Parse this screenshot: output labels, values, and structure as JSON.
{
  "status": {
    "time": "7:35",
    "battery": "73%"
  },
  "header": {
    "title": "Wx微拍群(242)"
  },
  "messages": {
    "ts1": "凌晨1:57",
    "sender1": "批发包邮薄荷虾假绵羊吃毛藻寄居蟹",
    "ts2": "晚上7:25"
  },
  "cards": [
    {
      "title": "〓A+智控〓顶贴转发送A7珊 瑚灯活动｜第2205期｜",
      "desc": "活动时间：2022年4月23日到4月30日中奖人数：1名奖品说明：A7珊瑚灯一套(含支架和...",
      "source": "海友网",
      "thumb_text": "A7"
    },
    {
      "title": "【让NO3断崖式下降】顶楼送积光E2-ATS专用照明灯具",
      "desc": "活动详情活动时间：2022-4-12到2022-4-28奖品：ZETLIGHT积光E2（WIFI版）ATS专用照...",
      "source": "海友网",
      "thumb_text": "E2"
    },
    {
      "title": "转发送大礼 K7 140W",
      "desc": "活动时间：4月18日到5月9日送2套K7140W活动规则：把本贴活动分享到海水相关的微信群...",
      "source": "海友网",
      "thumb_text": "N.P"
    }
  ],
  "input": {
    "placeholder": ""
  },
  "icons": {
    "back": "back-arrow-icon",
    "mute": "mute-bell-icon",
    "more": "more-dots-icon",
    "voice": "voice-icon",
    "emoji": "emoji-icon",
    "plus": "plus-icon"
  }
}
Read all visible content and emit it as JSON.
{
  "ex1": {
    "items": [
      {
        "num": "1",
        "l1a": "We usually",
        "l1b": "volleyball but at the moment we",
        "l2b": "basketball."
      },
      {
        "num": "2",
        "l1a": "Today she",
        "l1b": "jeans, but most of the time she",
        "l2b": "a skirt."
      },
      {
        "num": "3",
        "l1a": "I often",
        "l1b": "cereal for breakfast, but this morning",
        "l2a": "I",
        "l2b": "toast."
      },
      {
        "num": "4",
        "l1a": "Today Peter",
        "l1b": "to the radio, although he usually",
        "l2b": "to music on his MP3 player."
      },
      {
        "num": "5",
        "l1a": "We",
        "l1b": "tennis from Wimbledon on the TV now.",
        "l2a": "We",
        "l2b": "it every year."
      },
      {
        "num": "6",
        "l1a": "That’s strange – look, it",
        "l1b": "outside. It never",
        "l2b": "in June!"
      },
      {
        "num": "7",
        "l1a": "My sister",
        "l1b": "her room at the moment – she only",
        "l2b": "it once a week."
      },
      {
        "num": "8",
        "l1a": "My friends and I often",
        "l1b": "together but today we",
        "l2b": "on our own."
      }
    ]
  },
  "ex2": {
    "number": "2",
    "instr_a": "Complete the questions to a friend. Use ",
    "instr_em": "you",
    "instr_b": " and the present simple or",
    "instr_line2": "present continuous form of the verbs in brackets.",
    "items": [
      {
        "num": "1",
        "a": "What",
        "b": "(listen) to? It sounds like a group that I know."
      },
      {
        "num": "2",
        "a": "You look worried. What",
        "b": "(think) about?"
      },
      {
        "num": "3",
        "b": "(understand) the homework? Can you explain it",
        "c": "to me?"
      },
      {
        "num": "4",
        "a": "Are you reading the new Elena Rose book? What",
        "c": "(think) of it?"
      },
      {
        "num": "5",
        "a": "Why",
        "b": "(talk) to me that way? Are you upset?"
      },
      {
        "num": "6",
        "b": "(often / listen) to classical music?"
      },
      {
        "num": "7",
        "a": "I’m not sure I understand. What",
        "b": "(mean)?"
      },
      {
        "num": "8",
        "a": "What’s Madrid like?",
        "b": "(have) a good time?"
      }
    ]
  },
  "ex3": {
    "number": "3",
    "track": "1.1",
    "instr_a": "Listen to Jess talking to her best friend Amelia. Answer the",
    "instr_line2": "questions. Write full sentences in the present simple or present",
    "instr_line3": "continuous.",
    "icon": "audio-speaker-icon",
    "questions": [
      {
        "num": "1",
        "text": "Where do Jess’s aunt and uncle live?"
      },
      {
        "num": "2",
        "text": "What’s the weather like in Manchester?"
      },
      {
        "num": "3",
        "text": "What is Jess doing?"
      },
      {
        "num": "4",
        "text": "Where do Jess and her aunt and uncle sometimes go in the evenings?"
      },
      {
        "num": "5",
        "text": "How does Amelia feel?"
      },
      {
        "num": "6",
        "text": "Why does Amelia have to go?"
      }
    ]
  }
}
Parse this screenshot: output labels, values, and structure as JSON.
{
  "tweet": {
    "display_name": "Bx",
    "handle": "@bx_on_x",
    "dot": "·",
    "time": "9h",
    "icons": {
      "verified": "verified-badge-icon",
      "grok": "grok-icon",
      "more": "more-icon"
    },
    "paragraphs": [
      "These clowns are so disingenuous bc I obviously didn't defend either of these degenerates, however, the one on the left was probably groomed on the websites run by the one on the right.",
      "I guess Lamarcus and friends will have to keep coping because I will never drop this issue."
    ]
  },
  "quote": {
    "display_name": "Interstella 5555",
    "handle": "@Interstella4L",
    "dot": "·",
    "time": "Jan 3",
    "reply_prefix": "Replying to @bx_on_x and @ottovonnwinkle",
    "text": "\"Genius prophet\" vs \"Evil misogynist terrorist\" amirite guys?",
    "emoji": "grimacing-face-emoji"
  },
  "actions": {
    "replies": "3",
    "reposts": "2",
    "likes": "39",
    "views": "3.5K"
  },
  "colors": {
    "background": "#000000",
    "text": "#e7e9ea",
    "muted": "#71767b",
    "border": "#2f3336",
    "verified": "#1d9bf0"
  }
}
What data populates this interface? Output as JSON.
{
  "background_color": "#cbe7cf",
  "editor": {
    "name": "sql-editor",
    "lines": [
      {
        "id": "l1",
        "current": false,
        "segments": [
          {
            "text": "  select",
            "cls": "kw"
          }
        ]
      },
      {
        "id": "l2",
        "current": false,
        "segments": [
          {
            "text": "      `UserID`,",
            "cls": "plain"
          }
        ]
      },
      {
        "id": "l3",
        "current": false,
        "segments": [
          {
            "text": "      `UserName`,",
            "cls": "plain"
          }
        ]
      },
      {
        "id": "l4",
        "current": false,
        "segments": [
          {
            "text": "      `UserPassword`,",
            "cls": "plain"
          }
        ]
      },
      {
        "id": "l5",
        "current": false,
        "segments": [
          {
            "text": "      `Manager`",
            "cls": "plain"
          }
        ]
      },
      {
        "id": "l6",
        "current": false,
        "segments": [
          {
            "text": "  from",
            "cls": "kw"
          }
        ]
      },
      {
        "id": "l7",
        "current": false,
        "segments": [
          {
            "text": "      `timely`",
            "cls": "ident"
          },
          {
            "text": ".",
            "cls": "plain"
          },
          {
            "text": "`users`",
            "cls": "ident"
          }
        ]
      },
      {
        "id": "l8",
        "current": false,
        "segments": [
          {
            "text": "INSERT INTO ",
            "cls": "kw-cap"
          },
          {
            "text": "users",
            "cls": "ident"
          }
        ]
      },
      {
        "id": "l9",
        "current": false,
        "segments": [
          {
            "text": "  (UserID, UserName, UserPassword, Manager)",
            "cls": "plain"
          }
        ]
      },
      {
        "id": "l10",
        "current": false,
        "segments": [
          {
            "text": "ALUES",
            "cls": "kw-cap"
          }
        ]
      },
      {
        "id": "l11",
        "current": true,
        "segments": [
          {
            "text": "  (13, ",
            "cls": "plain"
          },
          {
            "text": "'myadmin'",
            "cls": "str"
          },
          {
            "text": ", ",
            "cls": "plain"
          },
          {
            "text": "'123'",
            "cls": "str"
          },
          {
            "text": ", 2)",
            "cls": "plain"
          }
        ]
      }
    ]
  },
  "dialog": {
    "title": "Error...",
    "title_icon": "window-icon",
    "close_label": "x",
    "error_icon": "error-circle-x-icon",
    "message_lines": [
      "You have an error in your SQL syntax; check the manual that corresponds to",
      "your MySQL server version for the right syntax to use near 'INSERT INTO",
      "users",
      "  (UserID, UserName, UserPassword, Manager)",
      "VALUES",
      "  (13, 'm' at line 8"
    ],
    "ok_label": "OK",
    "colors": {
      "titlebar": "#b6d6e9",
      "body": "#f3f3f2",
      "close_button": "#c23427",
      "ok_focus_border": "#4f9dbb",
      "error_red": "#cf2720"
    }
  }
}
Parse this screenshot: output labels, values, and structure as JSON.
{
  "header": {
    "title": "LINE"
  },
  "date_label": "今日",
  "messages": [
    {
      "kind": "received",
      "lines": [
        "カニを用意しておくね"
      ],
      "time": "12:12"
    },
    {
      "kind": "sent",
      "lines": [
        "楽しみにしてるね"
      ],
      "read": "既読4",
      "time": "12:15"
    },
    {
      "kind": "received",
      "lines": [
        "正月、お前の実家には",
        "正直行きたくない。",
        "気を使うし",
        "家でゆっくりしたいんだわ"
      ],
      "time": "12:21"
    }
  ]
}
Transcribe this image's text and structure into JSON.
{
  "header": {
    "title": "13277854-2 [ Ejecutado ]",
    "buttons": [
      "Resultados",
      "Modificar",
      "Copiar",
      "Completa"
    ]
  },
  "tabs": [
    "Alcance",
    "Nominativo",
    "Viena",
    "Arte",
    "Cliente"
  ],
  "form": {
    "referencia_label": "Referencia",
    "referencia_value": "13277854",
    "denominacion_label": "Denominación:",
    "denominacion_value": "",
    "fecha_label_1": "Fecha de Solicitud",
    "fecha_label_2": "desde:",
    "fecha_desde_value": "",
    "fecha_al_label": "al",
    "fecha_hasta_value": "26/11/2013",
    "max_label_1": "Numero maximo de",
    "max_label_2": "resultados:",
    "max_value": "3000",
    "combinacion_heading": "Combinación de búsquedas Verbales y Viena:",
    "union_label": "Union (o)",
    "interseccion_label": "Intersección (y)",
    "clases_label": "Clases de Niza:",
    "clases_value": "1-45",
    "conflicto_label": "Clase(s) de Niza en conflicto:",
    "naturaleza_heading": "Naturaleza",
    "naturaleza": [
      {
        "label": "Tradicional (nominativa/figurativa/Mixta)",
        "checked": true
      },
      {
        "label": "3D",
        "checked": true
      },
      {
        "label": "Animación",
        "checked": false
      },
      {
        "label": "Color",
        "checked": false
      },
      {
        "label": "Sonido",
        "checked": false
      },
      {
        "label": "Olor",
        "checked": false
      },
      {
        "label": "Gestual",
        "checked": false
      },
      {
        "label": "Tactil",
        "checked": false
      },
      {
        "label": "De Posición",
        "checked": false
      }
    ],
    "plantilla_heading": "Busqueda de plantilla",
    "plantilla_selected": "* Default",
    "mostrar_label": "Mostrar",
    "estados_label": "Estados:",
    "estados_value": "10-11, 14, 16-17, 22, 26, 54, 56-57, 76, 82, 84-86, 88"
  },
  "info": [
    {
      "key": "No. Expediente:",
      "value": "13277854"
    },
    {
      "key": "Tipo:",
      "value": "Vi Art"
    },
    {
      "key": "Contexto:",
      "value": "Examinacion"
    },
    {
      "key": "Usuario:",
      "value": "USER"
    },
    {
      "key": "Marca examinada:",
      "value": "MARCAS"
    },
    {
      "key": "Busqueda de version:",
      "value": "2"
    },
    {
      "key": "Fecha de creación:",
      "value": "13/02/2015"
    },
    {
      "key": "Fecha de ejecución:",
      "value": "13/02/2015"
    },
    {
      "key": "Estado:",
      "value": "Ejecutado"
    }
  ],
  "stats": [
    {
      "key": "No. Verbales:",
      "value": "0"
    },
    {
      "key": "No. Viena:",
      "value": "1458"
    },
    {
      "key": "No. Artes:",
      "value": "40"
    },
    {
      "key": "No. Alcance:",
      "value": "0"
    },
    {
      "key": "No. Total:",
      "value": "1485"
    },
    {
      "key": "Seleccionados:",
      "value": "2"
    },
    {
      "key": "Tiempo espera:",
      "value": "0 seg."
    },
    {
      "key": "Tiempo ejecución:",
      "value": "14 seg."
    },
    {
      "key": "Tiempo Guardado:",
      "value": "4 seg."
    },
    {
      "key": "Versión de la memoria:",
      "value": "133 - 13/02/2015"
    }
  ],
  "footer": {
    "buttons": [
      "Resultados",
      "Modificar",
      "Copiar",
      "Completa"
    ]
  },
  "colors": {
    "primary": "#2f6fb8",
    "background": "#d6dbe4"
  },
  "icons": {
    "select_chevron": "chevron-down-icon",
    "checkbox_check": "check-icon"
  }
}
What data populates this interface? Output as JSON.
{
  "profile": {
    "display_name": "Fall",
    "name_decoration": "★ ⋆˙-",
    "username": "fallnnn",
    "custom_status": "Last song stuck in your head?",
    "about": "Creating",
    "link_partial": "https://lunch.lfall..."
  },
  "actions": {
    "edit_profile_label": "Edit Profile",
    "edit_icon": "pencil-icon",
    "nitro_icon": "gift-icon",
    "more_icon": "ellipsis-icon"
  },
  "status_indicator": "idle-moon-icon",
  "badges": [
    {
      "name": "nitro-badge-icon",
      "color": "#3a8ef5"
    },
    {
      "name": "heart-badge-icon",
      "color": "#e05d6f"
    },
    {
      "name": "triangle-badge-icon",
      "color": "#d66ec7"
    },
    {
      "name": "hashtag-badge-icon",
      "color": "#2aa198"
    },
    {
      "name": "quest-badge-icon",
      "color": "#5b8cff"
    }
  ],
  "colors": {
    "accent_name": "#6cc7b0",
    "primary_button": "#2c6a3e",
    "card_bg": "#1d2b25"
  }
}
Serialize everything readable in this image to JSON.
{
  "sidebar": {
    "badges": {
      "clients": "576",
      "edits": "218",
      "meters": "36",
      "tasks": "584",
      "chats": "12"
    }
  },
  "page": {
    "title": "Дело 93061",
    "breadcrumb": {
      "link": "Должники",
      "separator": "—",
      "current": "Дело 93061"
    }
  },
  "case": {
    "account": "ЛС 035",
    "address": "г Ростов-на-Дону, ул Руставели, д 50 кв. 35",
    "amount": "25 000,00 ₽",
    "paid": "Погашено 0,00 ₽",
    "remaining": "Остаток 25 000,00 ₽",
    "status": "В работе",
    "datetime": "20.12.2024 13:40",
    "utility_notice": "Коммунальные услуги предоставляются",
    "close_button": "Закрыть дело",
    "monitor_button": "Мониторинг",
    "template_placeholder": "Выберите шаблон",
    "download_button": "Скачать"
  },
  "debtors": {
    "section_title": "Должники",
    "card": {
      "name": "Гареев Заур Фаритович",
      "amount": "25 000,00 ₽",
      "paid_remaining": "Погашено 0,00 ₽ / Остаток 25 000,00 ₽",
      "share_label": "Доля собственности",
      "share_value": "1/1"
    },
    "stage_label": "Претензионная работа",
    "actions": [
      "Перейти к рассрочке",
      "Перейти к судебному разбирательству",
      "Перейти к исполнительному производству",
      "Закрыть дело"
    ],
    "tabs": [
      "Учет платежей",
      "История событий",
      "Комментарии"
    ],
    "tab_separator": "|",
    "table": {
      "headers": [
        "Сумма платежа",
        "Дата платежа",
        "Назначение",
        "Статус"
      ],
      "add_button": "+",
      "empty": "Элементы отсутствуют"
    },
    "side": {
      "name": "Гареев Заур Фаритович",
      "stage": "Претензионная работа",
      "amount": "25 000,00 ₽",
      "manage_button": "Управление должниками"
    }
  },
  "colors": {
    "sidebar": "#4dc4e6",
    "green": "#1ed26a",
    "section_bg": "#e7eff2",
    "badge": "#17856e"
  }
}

------

Task instructions.
Lines holding the word "Busqueda" should be counted across the entries; state only how many there are.

Solution.
2